──────── Supplied material ────────
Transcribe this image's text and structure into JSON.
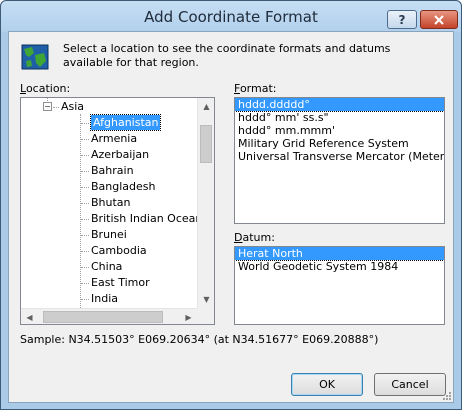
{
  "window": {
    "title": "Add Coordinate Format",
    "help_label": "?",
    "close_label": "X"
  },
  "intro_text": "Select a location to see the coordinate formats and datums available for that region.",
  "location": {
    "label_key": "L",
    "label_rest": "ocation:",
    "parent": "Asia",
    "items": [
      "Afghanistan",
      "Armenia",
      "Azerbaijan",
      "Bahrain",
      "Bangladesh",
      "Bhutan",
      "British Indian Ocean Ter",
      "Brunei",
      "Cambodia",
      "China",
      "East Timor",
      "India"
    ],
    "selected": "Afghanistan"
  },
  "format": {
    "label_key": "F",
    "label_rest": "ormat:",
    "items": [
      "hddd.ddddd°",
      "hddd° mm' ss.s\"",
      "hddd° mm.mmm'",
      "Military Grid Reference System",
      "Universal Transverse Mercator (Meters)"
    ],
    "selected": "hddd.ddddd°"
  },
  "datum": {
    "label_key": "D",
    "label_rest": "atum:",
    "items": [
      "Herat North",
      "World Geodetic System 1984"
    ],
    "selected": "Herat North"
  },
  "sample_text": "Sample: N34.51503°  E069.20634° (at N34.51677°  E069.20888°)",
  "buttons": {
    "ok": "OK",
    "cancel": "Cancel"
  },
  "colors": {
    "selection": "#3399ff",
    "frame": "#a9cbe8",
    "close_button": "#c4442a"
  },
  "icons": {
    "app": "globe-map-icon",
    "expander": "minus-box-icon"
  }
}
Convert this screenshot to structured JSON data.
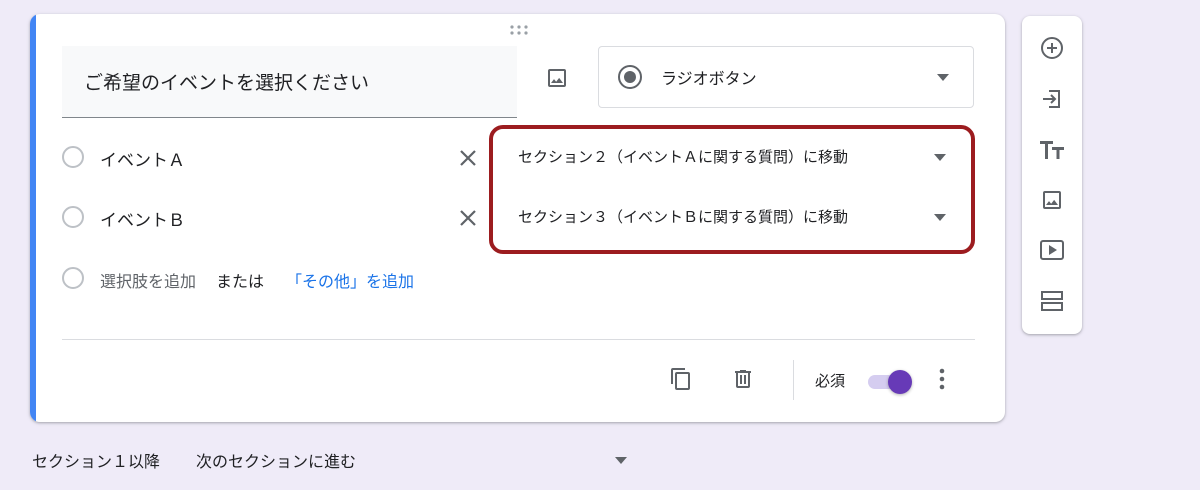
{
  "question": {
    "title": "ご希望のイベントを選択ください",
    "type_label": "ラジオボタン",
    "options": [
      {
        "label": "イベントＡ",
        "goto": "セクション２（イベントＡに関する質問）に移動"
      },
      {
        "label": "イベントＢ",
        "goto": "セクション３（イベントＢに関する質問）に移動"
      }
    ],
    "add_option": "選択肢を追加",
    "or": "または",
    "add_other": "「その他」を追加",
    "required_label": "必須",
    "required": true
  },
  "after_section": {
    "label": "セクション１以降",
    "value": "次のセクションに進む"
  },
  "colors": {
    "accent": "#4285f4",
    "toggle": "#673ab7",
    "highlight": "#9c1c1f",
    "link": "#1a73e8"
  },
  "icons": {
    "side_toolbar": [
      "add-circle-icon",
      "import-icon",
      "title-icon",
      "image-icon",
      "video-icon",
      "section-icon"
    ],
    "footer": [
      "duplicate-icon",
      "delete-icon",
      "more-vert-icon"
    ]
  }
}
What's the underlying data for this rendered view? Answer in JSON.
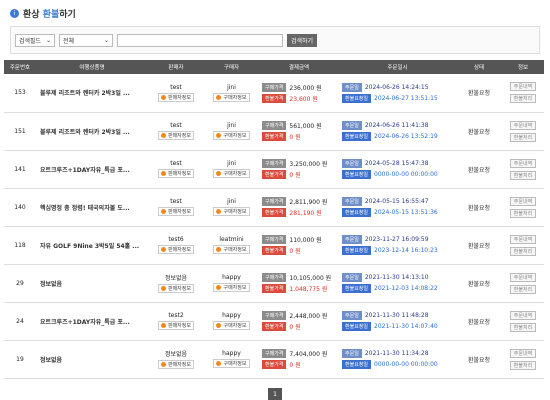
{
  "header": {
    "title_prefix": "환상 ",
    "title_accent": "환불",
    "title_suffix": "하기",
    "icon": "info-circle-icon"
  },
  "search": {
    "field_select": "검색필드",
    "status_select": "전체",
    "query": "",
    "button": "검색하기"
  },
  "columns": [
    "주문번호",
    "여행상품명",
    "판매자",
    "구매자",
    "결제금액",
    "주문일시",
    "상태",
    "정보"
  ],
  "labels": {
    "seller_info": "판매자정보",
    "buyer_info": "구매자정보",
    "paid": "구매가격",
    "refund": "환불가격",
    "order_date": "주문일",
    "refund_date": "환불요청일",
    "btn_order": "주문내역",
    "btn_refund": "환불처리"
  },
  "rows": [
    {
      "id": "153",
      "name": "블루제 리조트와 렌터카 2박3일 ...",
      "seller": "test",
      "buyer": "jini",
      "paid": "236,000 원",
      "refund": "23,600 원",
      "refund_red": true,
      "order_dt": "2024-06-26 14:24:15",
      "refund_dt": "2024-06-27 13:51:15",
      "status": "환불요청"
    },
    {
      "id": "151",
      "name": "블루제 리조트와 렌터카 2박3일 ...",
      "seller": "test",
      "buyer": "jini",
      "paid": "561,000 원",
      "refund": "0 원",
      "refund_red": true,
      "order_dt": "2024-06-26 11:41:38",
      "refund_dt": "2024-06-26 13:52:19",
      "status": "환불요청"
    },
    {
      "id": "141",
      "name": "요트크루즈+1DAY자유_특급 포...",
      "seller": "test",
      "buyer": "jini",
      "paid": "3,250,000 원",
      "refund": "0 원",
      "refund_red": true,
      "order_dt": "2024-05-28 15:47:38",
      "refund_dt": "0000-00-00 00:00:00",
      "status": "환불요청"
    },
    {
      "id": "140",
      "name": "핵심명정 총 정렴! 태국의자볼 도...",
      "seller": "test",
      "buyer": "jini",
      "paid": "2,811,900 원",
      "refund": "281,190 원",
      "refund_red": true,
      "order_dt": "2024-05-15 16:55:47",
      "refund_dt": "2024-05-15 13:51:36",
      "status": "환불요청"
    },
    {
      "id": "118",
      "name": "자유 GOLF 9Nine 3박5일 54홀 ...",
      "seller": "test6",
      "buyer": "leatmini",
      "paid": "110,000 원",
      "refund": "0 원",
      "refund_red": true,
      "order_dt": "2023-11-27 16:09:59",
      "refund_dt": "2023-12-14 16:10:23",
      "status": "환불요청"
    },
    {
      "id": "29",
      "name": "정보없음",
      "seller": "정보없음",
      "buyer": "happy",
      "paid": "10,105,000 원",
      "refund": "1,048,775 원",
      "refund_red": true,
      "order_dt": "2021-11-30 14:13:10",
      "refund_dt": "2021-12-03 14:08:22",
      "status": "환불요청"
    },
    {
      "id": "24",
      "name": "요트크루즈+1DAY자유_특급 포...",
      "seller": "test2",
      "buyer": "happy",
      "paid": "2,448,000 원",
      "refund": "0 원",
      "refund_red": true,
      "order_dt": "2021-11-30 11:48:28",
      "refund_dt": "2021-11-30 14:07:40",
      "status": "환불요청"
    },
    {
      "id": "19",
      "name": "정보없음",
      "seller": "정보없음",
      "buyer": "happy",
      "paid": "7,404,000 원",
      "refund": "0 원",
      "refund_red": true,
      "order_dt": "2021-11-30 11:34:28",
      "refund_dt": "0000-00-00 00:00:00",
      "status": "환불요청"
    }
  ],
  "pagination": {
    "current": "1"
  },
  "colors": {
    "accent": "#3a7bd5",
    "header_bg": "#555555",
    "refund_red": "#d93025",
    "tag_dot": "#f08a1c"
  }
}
────────
──────── Supplied material ────────
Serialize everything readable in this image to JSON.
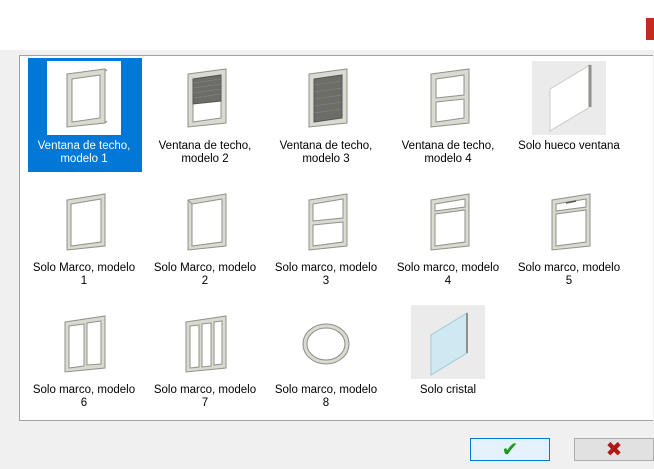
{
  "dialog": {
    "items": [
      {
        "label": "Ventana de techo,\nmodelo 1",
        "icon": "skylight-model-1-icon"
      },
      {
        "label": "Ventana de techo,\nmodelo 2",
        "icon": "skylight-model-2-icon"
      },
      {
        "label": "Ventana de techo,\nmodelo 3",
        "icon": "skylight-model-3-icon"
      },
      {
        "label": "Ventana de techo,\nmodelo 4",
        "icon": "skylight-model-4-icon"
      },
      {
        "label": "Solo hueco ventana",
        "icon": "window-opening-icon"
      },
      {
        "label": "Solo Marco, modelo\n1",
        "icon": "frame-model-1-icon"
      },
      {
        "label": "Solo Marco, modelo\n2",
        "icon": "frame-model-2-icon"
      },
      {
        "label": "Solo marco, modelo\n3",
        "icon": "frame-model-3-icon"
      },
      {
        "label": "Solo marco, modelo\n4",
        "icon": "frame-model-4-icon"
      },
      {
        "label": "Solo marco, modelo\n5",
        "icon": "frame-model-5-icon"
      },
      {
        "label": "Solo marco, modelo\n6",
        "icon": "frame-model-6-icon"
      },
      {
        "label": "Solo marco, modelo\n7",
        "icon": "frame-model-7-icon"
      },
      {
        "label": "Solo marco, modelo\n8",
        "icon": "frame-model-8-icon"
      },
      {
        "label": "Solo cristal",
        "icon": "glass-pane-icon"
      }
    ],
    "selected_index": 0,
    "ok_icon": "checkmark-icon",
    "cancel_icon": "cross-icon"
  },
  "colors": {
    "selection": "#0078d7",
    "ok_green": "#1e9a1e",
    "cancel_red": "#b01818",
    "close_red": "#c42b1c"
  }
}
────────
# Directions for this task
Which lines contain the word "selection"? Copy each one.

# Result below
    "selection": "#3399ff",
    "selection": "#0078d7",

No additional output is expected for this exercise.